Items from a data source
-- Begin --

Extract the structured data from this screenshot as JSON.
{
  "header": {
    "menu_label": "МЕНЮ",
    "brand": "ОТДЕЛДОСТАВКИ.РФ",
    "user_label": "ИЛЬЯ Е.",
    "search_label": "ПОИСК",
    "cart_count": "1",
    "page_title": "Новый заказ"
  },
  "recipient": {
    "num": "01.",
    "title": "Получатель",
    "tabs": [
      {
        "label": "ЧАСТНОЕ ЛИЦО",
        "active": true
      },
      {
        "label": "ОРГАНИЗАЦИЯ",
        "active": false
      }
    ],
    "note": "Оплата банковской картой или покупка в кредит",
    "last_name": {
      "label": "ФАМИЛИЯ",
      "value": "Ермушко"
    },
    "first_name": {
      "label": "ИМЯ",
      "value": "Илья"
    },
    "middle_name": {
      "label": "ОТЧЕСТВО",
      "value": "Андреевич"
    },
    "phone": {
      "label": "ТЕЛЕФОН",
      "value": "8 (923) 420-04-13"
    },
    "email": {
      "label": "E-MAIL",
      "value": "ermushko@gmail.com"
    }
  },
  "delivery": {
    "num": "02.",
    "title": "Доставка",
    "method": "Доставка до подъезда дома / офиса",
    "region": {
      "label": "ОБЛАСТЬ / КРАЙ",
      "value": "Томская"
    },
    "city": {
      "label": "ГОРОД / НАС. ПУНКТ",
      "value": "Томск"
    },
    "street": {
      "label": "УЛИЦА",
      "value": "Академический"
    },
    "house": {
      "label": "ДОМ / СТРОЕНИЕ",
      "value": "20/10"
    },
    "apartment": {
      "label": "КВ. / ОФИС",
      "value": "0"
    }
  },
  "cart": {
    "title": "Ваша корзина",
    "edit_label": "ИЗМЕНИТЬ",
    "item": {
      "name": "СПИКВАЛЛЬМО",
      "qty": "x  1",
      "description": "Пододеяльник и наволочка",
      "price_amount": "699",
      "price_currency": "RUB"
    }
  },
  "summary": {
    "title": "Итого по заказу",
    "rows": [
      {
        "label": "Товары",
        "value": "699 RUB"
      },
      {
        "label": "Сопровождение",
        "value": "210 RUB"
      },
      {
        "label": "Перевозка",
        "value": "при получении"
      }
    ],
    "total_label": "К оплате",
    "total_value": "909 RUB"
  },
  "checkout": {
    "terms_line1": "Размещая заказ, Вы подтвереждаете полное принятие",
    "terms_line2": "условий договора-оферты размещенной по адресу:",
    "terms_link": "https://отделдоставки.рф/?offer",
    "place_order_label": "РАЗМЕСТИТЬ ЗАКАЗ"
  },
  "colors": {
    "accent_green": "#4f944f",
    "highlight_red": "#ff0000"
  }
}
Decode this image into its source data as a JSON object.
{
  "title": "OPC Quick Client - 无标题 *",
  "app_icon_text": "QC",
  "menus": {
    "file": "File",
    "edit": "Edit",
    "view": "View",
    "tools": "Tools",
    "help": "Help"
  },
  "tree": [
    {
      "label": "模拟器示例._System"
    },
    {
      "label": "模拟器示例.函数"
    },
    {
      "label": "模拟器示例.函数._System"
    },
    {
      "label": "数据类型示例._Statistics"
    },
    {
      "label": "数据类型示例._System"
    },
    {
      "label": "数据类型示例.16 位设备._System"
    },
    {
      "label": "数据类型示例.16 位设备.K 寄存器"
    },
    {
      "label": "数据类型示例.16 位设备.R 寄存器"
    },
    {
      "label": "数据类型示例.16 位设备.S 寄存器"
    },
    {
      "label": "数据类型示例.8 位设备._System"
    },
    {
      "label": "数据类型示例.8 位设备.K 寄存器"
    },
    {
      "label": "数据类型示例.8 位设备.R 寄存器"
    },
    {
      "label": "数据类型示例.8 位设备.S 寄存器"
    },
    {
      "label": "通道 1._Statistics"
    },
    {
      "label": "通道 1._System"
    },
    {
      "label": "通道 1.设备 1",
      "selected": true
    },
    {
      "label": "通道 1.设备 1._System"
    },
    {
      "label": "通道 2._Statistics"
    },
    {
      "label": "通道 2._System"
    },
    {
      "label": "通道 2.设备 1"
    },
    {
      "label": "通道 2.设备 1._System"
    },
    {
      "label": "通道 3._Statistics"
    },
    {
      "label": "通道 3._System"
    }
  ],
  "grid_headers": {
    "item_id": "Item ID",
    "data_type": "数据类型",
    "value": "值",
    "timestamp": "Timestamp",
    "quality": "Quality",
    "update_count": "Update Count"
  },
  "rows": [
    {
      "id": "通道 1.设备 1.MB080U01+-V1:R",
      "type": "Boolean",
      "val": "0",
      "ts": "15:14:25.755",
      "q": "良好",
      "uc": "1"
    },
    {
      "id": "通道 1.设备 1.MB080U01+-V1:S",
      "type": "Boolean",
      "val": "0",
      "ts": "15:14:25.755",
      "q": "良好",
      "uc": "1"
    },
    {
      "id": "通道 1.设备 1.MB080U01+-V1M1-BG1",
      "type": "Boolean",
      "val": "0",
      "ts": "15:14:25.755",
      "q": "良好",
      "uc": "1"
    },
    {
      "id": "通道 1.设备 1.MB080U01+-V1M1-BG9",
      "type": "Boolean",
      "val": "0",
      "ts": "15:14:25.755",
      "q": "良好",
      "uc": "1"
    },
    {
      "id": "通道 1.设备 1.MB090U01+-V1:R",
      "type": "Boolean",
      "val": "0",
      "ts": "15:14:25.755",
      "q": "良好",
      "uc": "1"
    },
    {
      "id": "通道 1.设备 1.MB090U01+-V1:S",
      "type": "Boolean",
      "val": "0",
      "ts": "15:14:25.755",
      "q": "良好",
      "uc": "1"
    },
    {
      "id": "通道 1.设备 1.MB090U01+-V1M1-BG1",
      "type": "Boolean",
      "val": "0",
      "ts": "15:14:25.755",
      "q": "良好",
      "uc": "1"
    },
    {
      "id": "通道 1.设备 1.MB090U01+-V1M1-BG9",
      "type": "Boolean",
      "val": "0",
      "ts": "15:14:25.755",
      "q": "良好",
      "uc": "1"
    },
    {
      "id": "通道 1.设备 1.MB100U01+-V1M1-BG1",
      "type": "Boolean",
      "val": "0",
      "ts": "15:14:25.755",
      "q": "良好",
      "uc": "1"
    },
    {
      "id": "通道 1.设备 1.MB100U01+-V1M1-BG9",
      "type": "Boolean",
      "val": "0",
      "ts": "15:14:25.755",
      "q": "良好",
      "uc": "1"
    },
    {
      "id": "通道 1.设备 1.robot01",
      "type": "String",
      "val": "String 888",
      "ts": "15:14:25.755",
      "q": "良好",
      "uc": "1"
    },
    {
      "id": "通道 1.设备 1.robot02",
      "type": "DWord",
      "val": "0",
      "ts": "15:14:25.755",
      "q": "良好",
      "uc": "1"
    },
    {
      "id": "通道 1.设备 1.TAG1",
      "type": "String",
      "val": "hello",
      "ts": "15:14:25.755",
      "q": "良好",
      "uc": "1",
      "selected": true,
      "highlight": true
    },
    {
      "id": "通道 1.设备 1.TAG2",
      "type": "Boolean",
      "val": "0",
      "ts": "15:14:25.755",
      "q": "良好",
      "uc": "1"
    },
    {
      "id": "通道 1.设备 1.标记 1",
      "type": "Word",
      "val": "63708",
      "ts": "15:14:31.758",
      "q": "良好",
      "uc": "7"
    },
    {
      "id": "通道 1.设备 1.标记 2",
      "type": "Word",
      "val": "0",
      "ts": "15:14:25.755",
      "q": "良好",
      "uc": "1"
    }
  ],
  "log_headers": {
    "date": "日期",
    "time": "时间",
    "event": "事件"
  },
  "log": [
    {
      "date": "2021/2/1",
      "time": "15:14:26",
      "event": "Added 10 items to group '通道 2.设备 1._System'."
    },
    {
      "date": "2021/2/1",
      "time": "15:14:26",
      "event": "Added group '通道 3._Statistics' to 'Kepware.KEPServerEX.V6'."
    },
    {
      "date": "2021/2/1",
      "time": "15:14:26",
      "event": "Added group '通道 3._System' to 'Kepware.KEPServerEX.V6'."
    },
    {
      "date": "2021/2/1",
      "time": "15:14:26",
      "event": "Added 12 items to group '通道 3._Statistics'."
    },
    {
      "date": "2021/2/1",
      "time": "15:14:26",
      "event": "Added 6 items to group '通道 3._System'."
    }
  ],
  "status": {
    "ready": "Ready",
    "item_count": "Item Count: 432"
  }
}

-- End --

§ PROBLEM REQUIREMENTS
Write out every line of the data that holds the word "event".

§ TASK RESPONSE
    "event": "事件"
      "event": "Added 10 items to group '通道 2.设备 1._System'."
      "event": "Added group '通道 3._Statistics' to 'Kepware.KEPServerEX.V6'."
      "event": "Added group '通道 3._System' to 'Kepware.KEPServerEX.V6'."
      "event": "Added 12 items to group '通道 3._Statistics'."
      "event": "Added 6 items to group '通道 3._System'."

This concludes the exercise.